Records from a collection of figures:
▬▬▬▬▬▬

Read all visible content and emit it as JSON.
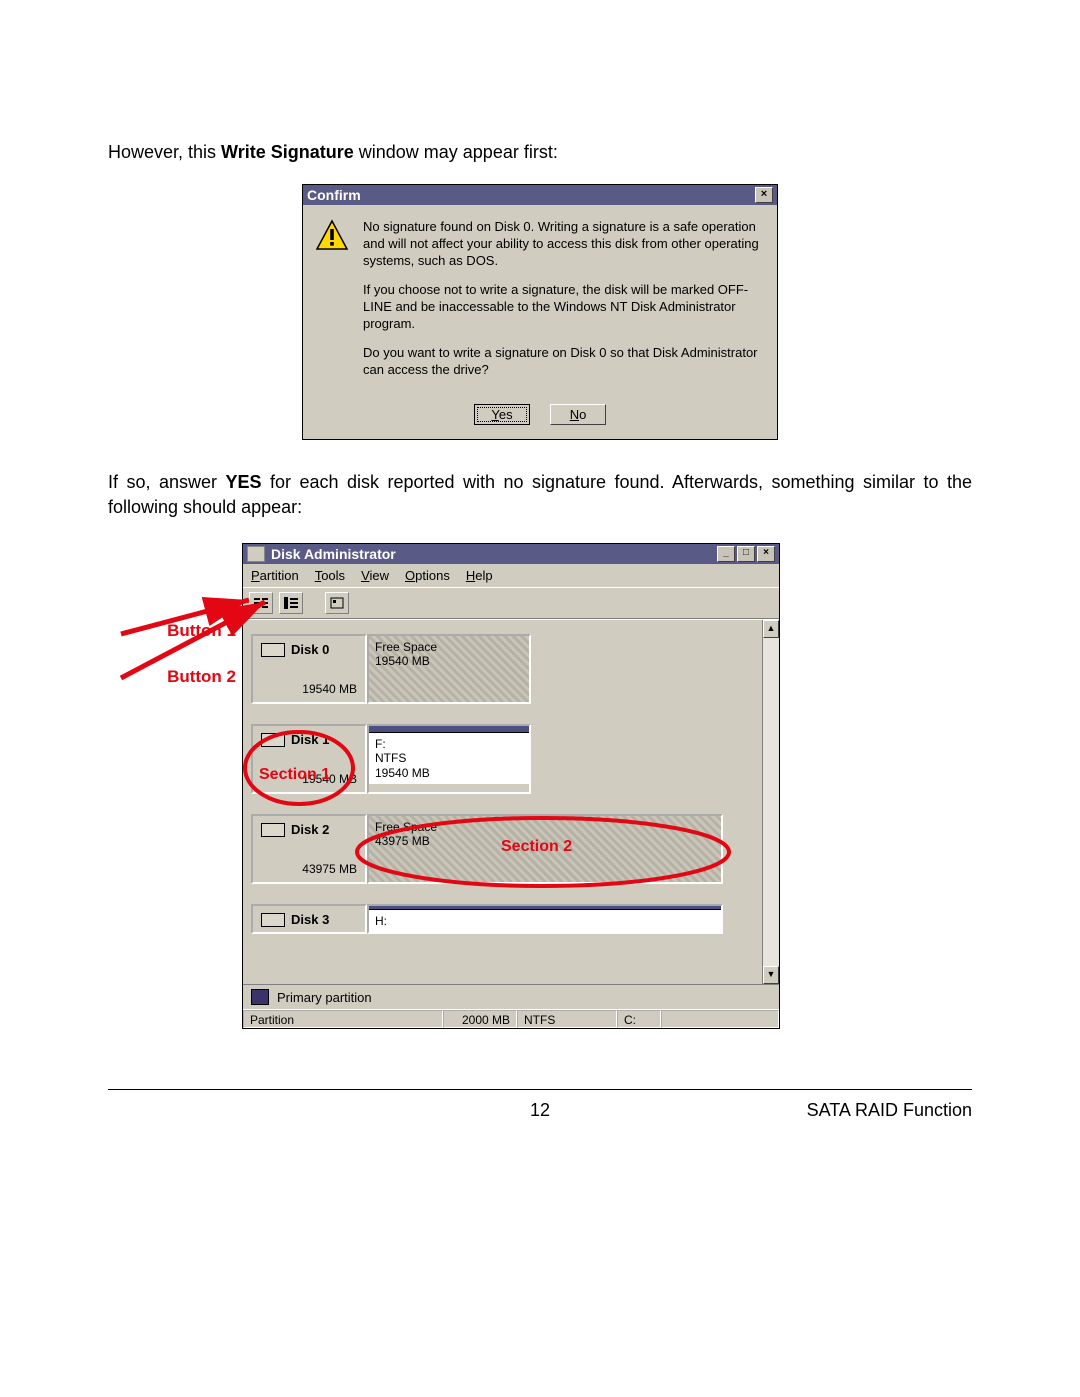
{
  "intro": {
    "pre": "However, this ",
    "bold": "Write Signature",
    "post": " window may appear first:"
  },
  "confirm": {
    "title": "Confirm",
    "para1": "No signature found on Disk 0.  Writing a signature is a safe operation and will not affect your ability to access this disk from other operating systems, such as DOS.",
    "para2": "If you choose not to write a signature, the disk will be marked OFF-LINE and be inaccessable to the Windows NT Disk Administrator program.",
    "para3": "Do you want to write a signature on Disk 0 so that Disk Administrator can access the drive?",
    "yes": "Yes",
    "no": "No",
    "icon_colors": {
      "fill": "#ffd800",
      "stroke": "#000000"
    }
  },
  "mid": {
    "pre": "If so, answer ",
    "bold": "YES",
    "post": " for each disk reported with no signature found. Afterwards, something similar to the following should appear:"
  },
  "callouts": {
    "button1": "Button 1",
    "button2": "Button 2",
    "section1": "Section 1",
    "section2": "Section 2",
    "color": "#e30613"
  },
  "disk_admin": {
    "window_title": "Disk Administrator",
    "menus": [
      "Partition",
      "Tools",
      "View",
      "Options",
      "Help"
    ],
    "disks": [
      {
        "name": "Disk 0",
        "size": "19540 MB",
        "vol_kind": "freespace",
        "vol_letter": "",
        "vol_fs": "Free Space",
        "vol_size": "19540 MB",
        "vol_width": 164
      },
      {
        "name": "Disk 1",
        "size": "19540 MB",
        "vol_kind": "ntfs",
        "vol_letter": "F:",
        "vol_fs": "NTFS",
        "vol_size": "19540 MB",
        "vol_width": 164
      },
      {
        "name": "Disk 2",
        "size": "43975 MB",
        "vol_kind": "freespace",
        "vol_letter": "",
        "vol_fs": "Free Space",
        "vol_size": "43975 MB",
        "vol_width": 356
      },
      {
        "name": "Disk 3",
        "size": "",
        "vol_kind": "ntfs",
        "vol_letter": "H:",
        "vol_fs": "",
        "vol_size": "",
        "vol_width": 356
      }
    ],
    "legend": "Primary partition",
    "status": {
      "label": "Partition",
      "size": "2000 MB",
      "fs": "NTFS",
      "drive": "C:"
    },
    "colors": {
      "titlebar_bg": "#5a5a87",
      "window_bg": "#d0ccc0",
      "stripe": "#4e4e80",
      "legend_swatch": "#3a3268"
    }
  },
  "footer": {
    "page": "12",
    "right": "SATA RAID Function"
  }
}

▬▬▬▬▬▬

Goal of the exercise: Restate the records word for word, omitting images.

Solution for this task:
Read all visible content and emit it as JSON.
{
  "intro": {
    "pre": "However, this ",
    "bold": "Write Signature",
    "post": " window may appear first:"
  },
  "confirm": {
    "title": "Confirm",
    "para1": "No signature found on Disk 0.  Writing a signature is a safe operation and will not affect your ability to access this disk from other operating systems, such as DOS.",
    "para2": "If you choose not to write a signature, the disk will be marked OFF-LINE and be inaccessable to the Windows NT Disk Administrator program.",
    "para3": "Do you want to write a signature on Disk 0 so that Disk Administrator can access the drive?",
    "yes": "Yes",
    "no": "No",
    "icon_colors": {
      "fill": "#ffd800",
      "stroke": "#000000"
    }
  },
  "mid": {
    "pre": "If so, answer ",
    "bold": "YES",
    "post": " for each disk reported with no signature found. Afterwards, something similar to the following should appear:"
  },
  "callouts": {
    "button1": "Button 1",
    "button2": "Button 2",
    "section1": "Section 1",
    "section2": "Section 2",
    "color": "#e30613"
  },
  "disk_admin": {
    "window_title": "Disk Administrator",
    "menus": [
      "Partition",
      "Tools",
      "View",
      "Options",
      "Help"
    ],
    "disks": [
      {
        "name": "Disk 0",
        "size": "19540 MB",
        "vol_kind": "freespace",
        "vol_letter": "",
        "vol_fs": "Free Space",
        "vol_size": "19540 MB",
        "vol_width": 164
      },
      {
        "name": "Disk 1",
        "size": "19540 MB",
        "vol_kind": "ntfs",
        "vol_letter": "F:",
        "vol_fs": "NTFS",
        "vol_size": "19540 MB",
        "vol_width": 164
      },
      {
        "name": "Disk 2",
        "size": "43975 MB",
        "vol_kind": "freespace",
        "vol_letter": "",
        "vol_fs": "Free Space",
        "vol_size": "43975 MB",
        "vol_width": 356
      },
      {
        "name": "Disk 3",
        "size": "",
        "vol_kind": "ntfs",
        "vol_letter": "H:",
        "vol_fs": "",
        "vol_size": "",
        "vol_width": 356
      }
    ],
    "legend": "Primary partition",
    "status": {
      "label": "Partition",
      "size": "2000 MB",
      "fs": "NTFS",
      "drive": "C:"
    },
    "colors": {
      "titlebar_bg": "#5a5a87",
      "window_bg": "#d0ccc0",
      "stripe": "#4e4e80",
      "legend_swatch": "#3a3268"
    }
  },
  "footer": {
    "page": "12",
    "right": "SATA RAID Function"
  }
}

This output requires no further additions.